Records from a collection:

+++

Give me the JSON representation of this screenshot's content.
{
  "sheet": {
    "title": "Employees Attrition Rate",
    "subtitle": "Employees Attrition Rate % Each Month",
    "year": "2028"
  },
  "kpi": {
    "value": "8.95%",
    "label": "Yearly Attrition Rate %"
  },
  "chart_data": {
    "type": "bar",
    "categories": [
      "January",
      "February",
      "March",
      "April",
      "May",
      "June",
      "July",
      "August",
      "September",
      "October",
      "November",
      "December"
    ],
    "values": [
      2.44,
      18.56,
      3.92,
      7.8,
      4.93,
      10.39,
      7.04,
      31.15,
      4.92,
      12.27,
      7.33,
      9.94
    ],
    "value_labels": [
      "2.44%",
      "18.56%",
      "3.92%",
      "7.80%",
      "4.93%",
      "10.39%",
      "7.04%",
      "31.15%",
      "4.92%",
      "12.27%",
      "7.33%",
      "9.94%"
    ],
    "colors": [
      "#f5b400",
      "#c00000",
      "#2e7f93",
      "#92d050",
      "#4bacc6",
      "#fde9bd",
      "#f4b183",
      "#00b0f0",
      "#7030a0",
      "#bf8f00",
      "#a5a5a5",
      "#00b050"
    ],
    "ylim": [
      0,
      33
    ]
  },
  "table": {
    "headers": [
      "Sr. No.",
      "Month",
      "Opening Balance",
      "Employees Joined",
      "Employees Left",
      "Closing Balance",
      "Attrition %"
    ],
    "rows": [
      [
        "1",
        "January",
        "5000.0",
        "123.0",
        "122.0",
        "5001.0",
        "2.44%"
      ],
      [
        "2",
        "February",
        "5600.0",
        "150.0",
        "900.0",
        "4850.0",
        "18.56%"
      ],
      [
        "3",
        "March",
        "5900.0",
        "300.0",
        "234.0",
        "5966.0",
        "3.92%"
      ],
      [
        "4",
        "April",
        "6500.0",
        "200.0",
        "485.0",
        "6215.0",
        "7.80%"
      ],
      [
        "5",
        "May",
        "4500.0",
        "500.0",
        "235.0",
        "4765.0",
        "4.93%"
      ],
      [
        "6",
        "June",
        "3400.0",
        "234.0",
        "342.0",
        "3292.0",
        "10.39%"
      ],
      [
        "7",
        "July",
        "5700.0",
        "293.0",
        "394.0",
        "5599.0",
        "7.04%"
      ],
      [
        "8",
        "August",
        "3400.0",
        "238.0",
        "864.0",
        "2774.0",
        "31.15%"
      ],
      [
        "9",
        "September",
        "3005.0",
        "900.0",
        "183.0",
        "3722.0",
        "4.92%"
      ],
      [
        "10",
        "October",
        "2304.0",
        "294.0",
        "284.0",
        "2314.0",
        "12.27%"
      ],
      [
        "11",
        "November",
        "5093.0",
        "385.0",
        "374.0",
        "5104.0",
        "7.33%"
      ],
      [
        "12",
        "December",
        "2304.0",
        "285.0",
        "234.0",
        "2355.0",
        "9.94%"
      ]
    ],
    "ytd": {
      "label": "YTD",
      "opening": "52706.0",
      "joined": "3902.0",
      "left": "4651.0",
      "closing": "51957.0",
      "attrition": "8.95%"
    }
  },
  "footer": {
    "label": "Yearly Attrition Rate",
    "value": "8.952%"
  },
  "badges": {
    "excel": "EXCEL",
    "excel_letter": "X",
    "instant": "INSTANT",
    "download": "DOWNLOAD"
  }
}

+++

Work to do:
Exactly reproduce every line of the records.

Written reply:
Give me the JSON representation of this screenshot's content.
{
  "sheet": {
    "title": "Employees Attrition Rate",
    "subtitle": "Employees Attrition Rate % Each Month",
    "year": "2028"
  },
  "kpi": {
    "value": "8.95%",
    "label": "Yearly Attrition Rate %"
  },
  "chart_data": {
    "type": "bar",
    "categories": [
      "January",
      "February",
      "March",
      "April",
      "May",
      "June",
      "July",
      "August",
      "September",
      "October",
      "November",
      "December"
    ],
    "values": [
      2.44,
      18.56,
      3.92,
      7.8,
      4.93,
      10.39,
      7.04,
      31.15,
      4.92,
      12.27,
      7.33,
      9.94
    ],
    "value_labels": [
      "2.44%",
      "18.56%",
      "3.92%",
      "7.80%",
      "4.93%",
      "10.39%",
      "7.04%",
      "31.15%",
      "4.92%",
      "12.27%",
      "7.33%",
      "9.94%"
    ],
    "colors": [
      "#f5b400",
      "#c00000",
      "#2e7f93",
      "#92d050",
      "#4bacc6",
      "#fde9bd",
      "#f4b183",
      "#00b0f0",
      "#7030a0",
      "#bf8f00",
      "#a5a5a5",
      "#00b050"
    ],
    "ylim": [
      0,
      33
    ]
  },
  "table": {
    "headers": [
      "Sr. No.",
      "Month",
      "Opening Balance",
      "Employees Joined",
      "Employees Left",
      "Closing Balance",
      "Attrition %"
    ],
    "rows": [
      [
        "1",
        "January",
        "5000.0",
        "123.0",
        "122.0",
        "5001.0",
        "2.44%"
      ],
      [
        "2",
        "February",
        "5600.0",
        "150.0",
        "900.0",
        "4850.0",
        "18.56%"
      ],
      [
        "3",
        "March",
        "5900.0",
        "300.0",
        "234.0",
        "5966.0",
        "3.92%"
      ],
      [
        "4",
        "April",
        "6500.0",
        "200.0",
        "485.0",
        "6215.0",
        "7.80%"
      ],
      [
        "5",
        "May",
        "4500.0",
        "500.0",
        "235.0",
        "4765.0",
        "4.93%"
      ],
      [
        "6",
        "June",
        "3400.0",
        "234.0",
        "342.0",
        "3292.0",
        "10.39%"
      ],
      [
        "7",
        "July",
        "5700.0",
        "293.0",
        "394.0",
        "5599.0",
        "7.04%"
      ],
      [
        "8",
        "August",
        "3400.0",
        "238.0",
        "864.0",
        "2774.0",
        "31.15%"
      ],
      [
        "9",
        "September",
        "3005.0",
        "900.0",
        "183.0",
        "3722.0",
        "4.92%"
      ],
      [
        "10",
        "October",
        "2304.0",
        "294.0",
        "284.0",
        "2314.0",
        "12.27%"
      ],
      [
        "11",
        "November",
        "5093.0",
        "385.0",
        "374.0",
        "5104.0",
        "7.33%"
      ],
      [
        "12",
        "December",
        "2304.0",
        "285.0",
        "234.0",
        "2355.0",
        "9.94%"
      ]
    ],
    "ytd": {
      "label": "YTD",
      "opening": "52706.0",
      "joined": "3902.0",
      "left": "4651.0",
      "closing": "51957.0",
      "attrition": "8.95%"
    }
  },
  "footer": {
    "label": "Yearly Attrition Rate",
    "value": "8.952%"
  },
  "badges": {
    "excel": "EXCEL",
    "excel_letter": "X",
    "instant": "INSTANT",
    "download": "DOWNLOAD"
  }
}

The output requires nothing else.